• Information shown
════

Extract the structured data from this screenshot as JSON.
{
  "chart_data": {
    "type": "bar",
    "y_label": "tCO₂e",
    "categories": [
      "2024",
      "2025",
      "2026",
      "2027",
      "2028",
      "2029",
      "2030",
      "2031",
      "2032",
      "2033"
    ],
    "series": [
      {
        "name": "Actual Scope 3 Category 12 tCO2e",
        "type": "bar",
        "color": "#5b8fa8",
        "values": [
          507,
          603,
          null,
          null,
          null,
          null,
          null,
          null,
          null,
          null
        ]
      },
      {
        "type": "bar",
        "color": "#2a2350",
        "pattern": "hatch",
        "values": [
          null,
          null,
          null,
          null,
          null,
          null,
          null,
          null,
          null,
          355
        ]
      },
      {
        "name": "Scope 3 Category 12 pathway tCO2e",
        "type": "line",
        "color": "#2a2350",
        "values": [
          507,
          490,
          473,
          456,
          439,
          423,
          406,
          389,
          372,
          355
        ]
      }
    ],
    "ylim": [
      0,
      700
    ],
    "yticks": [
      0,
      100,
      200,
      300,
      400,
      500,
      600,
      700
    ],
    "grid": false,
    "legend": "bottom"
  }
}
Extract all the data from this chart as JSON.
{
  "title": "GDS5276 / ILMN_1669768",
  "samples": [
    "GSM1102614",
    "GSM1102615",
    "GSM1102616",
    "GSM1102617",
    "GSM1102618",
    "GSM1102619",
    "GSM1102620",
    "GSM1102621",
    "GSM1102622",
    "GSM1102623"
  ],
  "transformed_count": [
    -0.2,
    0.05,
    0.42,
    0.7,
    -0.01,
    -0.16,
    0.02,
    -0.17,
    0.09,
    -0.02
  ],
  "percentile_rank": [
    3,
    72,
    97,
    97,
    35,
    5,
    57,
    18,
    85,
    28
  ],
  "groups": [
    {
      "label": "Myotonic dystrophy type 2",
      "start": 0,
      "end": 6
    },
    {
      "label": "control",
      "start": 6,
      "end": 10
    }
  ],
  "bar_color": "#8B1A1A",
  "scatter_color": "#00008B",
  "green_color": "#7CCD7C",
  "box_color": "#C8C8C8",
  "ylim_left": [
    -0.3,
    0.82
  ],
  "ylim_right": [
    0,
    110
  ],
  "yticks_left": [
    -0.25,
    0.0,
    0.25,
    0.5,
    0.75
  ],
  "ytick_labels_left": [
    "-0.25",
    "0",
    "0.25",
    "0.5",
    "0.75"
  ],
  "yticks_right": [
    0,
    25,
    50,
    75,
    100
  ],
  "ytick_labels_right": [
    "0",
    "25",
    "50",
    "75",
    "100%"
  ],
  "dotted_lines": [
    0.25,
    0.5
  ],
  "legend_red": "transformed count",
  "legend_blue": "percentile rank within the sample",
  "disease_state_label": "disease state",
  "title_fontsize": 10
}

════

• What is required
Your task is to output all of the data above word for word.

• Result of the exercise
Extract the structured data from this screenshot as JSON.
{
  "chart_data": {
    "type": "bar",
    "y_label": "tCO₂e",
    "categories": [
      "2024",
      "2025",
      "2026",
      "2027",
      "2028",
      "2029",
      "2030",
      "2031",
      "2032",
      "2033"
    ],
    "series": [
      {
        "name": "Actual Scope 3 Category 12 tCO2e",
        "type": "bar",
        "color": "#5b8fa8",
        "values": [
          507,
          603,
          null,
          null,
          null,
          null,
          null,
          null,
          null,
          null
        ]
      },
      {
        "type": "bar",
        "color": "#2a2350",
        "pattern": "hatch",
        "values": [
          null,
          null,
          null,
          null,
          null,
          null,
          null,
          null,
          null,
          355
        ]
      },
      {
        "name": "Scope 3 Category 12 pathway tCO2e",
        "type": "line",
        "color": "#2a2350",
        "values": [
          507,
          490,
          473,
          456,
          439,
          423,
          406,
          389,
          372,
          355
        ]
      }
    ],
    "ylim": [
      0,
      700
    ],
    "yticks": [
      0,
      100,
      200,
      300,
      400,
      500,
      600,
      700
    ],
    "grid": false,
    "legend": "bottom"
  }
}
Extract all the data from this chart as JSON.
{
  "title": "GDS5276 / ILMN_1669768",
  "samples": [
    "GSM1102614",
    "GSM1102615",
    "GSM1102616",
    "GSM1102617",
    "GSM1102618",
    "GSM1102619",
    "GSM1102620",
    "GSM1102621",
    "GSM1102622",
    "GSM1102623"
  ],
  "transformed_count": [
    -0.2,
    0.05,
    0.42,
    0.7,
    -0.01,
    -0.16,
    0.02,
    -0.17,
    0.09,
    -0.02
  ],
  "percentile_rank": [
    3,
    72,
    97,
    97,
    35,
    5,
    57,
    18,
    85,
    28
  ],
  "groups": [
    {
      "label": "Myotonic dystrophy type 2",
      "start": 0,
      "end": 6
    },
    {
      "label": "control",
      "start": 6,
      "end": 10
    }
  ],
  "bar_color": "#8B1A1A",
  "scatter_color": "#00008B",
  "green_color": "#7CCD7C",
  "box_color": "#C8C8C8",
  "ylim_left": [
    -0.3,
    0.82
  ],
  "ylim_right": [
    0,
    110
  ],
  "yticks_left": [
    -0.25,
    0.0,
    0.25,
    0.5,
    0.75
  ],
  "ytick_labels_left": [
    "-0.25",
    "0",
    "0.25",
    "0.5",
    "0.75"
  ],
  "yticks_right": [
    0,
    25,
    50,
    75,
    100
  ],
  "ytick_labels_right": [
    "0",
    "25",
    "50",
    "75",
    "100%"
  ],
  "dotted_lines": [
    0.25,
    0.5
  ],
  "legend_red": "transformed count",
  "legend_blue": "percentile rank within the sample",
  "disease_state_label": "disease state",
  "title_fontsize": 10
}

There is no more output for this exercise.